[Recorded data]
◆ ◆ ◆ ◆ ◆ ◆ ◆

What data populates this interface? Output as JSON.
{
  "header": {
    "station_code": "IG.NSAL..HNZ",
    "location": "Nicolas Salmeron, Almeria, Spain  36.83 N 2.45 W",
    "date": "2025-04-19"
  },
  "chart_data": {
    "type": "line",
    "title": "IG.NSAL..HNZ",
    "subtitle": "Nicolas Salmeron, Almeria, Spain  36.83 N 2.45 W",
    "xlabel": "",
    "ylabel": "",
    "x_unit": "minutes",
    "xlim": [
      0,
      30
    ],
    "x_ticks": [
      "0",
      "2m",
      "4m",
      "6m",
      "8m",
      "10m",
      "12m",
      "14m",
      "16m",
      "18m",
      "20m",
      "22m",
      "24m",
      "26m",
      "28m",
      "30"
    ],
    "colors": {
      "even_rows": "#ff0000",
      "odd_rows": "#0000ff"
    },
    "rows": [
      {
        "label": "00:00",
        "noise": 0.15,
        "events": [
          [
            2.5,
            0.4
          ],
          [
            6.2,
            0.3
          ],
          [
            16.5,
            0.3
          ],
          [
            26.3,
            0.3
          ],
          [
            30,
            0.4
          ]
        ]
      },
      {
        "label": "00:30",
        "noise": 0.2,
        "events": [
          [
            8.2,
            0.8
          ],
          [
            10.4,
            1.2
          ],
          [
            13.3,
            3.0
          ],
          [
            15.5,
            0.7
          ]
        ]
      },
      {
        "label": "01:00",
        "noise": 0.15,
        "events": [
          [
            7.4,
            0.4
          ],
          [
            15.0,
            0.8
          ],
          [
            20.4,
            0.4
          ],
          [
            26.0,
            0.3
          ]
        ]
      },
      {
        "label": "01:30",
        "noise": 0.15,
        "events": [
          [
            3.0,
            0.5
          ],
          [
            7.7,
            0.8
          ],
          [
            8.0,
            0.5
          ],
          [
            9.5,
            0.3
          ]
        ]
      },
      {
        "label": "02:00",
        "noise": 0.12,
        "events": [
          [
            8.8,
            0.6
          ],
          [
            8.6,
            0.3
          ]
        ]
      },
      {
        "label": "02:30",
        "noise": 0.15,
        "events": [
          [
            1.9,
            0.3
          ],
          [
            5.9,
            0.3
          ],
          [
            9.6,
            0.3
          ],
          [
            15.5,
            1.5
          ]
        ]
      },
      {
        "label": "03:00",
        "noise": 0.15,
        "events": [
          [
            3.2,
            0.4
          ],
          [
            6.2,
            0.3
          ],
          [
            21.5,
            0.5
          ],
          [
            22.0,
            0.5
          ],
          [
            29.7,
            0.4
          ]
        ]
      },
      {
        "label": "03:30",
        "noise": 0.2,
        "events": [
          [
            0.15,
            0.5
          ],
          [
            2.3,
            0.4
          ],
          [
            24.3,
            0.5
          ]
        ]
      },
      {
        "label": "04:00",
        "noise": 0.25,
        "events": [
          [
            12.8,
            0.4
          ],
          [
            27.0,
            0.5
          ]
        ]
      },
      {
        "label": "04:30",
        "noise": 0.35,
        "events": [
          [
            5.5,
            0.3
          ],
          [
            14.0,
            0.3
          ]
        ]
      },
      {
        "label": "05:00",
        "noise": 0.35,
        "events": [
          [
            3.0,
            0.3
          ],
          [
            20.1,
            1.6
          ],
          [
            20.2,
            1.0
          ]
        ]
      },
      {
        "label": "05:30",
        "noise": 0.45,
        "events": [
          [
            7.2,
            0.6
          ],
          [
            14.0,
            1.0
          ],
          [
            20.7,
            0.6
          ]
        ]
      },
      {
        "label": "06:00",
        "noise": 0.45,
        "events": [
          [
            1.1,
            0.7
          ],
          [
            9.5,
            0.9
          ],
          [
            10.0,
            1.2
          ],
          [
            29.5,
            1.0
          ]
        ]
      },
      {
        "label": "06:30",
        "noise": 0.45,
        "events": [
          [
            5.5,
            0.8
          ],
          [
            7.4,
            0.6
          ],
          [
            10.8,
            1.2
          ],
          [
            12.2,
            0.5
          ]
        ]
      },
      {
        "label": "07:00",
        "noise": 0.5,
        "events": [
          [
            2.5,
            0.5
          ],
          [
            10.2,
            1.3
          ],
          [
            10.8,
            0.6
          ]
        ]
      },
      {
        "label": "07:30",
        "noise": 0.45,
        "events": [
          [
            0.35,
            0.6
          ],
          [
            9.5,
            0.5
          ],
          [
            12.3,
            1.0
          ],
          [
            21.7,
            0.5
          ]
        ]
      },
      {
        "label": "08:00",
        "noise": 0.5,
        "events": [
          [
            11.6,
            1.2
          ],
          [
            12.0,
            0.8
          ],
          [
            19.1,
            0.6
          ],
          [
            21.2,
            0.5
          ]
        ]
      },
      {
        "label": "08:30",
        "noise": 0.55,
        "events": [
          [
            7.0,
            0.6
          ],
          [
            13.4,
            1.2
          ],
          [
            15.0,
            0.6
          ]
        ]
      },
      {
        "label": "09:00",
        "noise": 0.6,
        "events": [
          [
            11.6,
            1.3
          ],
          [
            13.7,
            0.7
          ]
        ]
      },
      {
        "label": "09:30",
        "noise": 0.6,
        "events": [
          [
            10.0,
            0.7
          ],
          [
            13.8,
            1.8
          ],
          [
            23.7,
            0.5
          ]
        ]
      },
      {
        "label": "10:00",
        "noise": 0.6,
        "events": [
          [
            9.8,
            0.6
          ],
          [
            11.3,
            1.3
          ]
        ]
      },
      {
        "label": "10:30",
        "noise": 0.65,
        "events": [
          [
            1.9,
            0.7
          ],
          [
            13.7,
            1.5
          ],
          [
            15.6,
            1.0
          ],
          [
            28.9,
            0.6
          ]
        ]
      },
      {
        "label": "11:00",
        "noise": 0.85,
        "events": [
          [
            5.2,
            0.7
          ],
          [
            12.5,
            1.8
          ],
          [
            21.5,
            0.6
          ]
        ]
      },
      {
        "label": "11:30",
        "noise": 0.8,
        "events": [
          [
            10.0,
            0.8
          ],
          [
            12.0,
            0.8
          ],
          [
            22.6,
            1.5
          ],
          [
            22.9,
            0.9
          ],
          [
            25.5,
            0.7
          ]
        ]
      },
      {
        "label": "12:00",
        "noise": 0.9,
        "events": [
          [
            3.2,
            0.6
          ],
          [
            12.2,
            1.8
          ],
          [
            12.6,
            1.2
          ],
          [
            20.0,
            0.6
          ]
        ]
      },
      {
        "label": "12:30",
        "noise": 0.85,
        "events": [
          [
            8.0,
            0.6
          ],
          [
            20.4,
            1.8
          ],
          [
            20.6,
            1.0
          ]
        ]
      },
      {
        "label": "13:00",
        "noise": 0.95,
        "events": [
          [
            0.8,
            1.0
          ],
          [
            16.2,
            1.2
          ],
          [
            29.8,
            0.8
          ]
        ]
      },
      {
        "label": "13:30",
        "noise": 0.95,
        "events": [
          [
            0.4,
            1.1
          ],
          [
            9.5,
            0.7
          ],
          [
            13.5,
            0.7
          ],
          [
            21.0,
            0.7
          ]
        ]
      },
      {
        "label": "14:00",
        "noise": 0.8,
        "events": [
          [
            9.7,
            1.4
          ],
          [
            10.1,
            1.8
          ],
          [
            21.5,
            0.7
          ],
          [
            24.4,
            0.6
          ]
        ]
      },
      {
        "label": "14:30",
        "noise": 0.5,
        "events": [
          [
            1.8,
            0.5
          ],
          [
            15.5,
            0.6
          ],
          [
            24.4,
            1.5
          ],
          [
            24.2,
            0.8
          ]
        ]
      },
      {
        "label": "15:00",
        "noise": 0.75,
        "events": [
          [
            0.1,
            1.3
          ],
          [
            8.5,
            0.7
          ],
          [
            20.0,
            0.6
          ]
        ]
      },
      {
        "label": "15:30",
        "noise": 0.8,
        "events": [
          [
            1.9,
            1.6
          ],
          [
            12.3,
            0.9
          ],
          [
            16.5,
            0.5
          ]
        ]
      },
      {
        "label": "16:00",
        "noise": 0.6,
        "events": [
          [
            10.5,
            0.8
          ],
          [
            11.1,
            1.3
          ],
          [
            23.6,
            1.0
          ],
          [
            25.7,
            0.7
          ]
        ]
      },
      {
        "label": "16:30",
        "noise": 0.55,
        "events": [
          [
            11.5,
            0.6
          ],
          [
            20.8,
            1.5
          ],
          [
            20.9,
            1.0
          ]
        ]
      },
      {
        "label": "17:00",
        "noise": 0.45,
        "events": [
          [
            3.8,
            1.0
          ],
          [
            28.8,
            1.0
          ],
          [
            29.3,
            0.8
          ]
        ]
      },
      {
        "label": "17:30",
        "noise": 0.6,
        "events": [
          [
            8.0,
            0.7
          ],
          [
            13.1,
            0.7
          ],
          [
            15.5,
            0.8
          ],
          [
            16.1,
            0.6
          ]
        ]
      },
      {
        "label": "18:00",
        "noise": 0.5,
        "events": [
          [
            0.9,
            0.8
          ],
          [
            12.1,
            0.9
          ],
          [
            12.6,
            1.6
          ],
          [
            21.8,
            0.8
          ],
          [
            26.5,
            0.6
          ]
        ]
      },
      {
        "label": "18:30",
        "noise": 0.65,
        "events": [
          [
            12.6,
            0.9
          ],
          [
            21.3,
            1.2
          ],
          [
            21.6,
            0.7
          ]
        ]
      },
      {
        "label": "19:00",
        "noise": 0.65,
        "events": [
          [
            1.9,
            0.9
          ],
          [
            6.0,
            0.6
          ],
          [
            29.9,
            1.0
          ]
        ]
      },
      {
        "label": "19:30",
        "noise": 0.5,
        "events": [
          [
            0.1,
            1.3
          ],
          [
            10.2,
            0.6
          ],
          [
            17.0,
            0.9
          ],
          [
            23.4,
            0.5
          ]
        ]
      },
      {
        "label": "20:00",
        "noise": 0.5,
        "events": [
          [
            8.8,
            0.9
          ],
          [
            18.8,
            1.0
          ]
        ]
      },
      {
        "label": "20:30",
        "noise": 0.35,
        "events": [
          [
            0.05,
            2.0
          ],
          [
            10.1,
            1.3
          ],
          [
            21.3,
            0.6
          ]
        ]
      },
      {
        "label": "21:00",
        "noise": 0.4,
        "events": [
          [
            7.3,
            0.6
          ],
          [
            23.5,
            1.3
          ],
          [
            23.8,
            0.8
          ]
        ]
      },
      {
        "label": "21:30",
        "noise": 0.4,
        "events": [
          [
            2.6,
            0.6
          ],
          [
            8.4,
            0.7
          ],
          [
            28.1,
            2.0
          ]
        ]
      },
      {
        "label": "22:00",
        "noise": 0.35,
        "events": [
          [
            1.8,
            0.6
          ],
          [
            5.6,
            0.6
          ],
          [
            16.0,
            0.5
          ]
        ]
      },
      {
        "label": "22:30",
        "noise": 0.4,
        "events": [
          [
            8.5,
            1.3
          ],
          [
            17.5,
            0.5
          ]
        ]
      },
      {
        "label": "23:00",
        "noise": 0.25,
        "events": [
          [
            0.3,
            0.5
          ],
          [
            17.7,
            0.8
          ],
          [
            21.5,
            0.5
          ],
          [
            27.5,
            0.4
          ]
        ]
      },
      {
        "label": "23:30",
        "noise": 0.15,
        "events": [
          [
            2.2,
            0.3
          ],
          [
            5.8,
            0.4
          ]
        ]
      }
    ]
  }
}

◆ ◆ ◆ ◆ ◆ ◆ ◆

→ **Written instruction**: Going through the lines above one by one, tally those with the word "Almeria" and give only the total.

→ **Reply to the task**: 2